--- Given entries ---
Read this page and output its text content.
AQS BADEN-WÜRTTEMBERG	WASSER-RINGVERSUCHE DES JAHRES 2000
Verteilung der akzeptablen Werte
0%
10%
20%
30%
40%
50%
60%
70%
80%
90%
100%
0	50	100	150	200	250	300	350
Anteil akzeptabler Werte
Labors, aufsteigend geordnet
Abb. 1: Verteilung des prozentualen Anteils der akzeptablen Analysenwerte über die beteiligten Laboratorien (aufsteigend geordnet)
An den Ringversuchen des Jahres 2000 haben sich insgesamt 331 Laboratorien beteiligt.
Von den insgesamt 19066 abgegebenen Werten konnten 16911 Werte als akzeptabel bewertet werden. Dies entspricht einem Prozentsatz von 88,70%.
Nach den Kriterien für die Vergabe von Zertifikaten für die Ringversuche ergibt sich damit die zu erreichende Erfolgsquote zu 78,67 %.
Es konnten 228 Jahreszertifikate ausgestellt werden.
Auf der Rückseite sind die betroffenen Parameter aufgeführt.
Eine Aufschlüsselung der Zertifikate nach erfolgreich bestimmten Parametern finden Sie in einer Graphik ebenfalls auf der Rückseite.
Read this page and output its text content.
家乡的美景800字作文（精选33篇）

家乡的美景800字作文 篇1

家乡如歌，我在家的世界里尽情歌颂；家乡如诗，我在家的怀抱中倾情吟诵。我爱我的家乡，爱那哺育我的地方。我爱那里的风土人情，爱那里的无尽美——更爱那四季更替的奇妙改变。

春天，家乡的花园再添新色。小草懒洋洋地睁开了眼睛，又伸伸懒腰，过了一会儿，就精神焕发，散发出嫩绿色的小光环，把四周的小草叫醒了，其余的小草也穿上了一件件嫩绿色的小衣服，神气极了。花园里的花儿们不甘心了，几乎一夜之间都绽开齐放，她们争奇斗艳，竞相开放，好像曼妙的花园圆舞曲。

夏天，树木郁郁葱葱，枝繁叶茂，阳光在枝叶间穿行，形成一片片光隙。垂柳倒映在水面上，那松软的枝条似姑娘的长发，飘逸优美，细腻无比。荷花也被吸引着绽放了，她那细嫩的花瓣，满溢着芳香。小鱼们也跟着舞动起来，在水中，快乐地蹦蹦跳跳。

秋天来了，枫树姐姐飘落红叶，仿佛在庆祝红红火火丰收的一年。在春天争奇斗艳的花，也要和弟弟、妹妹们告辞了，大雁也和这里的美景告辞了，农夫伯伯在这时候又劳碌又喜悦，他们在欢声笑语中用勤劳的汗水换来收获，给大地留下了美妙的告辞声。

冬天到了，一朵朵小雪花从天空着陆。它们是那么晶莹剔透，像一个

--- What you have to do ---
Give the number of lines above in which the word "sich" occurs, with nothing else.

--- Response to the exercise ---
2